--- Exercise description ---
Repeat the records below exactly.

[Figure content listings]
____________________

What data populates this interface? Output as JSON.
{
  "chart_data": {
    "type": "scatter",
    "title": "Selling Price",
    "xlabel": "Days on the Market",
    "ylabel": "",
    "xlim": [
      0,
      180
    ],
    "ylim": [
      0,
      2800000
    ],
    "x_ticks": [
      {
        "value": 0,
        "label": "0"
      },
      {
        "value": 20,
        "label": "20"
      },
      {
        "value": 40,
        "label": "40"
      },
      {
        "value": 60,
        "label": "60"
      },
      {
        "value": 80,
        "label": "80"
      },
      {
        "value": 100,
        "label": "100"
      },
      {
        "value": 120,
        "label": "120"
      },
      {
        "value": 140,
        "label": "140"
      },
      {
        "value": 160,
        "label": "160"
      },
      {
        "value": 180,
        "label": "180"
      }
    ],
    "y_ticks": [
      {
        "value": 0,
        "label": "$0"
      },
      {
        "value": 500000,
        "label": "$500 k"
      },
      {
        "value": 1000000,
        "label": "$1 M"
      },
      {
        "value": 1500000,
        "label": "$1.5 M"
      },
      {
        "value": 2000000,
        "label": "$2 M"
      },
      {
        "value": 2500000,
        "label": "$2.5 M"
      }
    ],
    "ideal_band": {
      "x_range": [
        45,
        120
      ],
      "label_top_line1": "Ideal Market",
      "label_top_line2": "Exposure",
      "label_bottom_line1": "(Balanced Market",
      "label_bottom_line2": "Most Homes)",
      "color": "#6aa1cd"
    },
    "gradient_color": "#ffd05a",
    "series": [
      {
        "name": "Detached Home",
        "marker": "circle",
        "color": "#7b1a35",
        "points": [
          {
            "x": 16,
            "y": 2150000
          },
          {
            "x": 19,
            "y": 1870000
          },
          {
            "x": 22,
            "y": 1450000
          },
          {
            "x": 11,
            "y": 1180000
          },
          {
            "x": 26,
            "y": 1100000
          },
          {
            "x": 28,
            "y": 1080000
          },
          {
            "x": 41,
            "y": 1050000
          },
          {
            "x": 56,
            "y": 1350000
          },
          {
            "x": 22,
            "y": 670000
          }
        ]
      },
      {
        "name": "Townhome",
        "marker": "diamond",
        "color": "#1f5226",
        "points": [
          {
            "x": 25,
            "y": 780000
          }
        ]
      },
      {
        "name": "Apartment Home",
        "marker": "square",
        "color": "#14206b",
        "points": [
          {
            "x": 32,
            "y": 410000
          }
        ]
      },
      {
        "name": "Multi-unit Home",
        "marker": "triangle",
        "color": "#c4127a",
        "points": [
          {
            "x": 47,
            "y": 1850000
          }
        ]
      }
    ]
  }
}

____________________

--- Task answer ---
What data populates this interface? Output as JSON.
{
  "chart_data": {
    "type": "scatter",
    "title": "Selling Price",
    "xlabel": "Days on the Market",
    "ylabel": "",
    "xlim": [
      0,
      180
    ],
    "ylim": [
      0,
      2800000
    ],
    "x_ticks": [
      {
        "value": 0,
        "label": "0"
      },
      {
        "value": 20,
        "label": "20"
      },
      {
        "value": 40,
        "label": "40"
      },
      {
        "value": 60,
        "label": "60"
      },
      {
        "value": 80,
        "label": "80"
      },
      {
        "value": 100,
        "label": "100"
      },
      {
        "value": 120,
        "label": "120"
      },
      {
        "value": 140,
        "label": "140"
      },
      {
        "value": 160,
        "label": "160"
      },
      {
        "value": 180,
        "label": "180"
      }
    ],
    "y_ticks": [
      {
        "value": 0,
        "label": "$0"
      },
      {
        "value": 500000,
        "label": "$500 k"
      },
      {
        "value": 1000000,
        "label": "$1 M"
      },
      {
        "value": 1500000,
        "label": "$1.5 M"
      },
      {
        "value": 2000000,
        "label": "$2 M"
      },
      {
        "value": 2500000,
        "label": "$2.5 M"
      }
    ],
    "ideal_band": {
      "x_range": [
        45,
        120
      ],
      "label_top_line1": "Ideal Market",
      "label_top_line2": "Exposure",
      "label_bottom_line1": "(Balanced Market",
      "label_bottom_line2": "Most Homes)",
      "color": "#6aa1cd"
    },
    "gradient_color": "#ffd05a",
    "series": [
      {
        "name": "Detached Home",
        "marker": "circle",
        "color": "#7b1a35",
        "points": [
          {
            "x": 16,
            "y": 2150000
          },
          {
            "x": 19,
            "y": 1870000
          },
          {
            "x": 22,
            "y": 1450000
          },
          {
            "x": 11,
            "y": 1180000
          },
          {
            "x": 26,
            "y": 1100000
          },
          {
            "x": 28,
            "y": 1080000
          },
          {
            "x": 41,
            "y": 1050000
          },
          {
            "x": 56,
            "y": 1350000
          },
          {
            "x": 22,
            "y": 670000
          }
        ]
      },
      {
        "name": "Townhome",
        "marker": "diamond",
        "color": "#1f5226",
        "points": [
          {
            "x": 25,
            "y": 780000
          }
        ]
      },
      {
        "name": "Apartment Home",
        "marker": "square",
        "color": "#14206b",
        "points": [
          {
            "x": 32,
            "y": 410000
          }
        ]
      },
      {
        "name": "Multi-unit Home",
        "marker": "triangle",
        "color": "#c4127a",
        "points": [
          {
            "x": 47,
            "y": 1850000
          }
        ]
      }
    ]
  }
}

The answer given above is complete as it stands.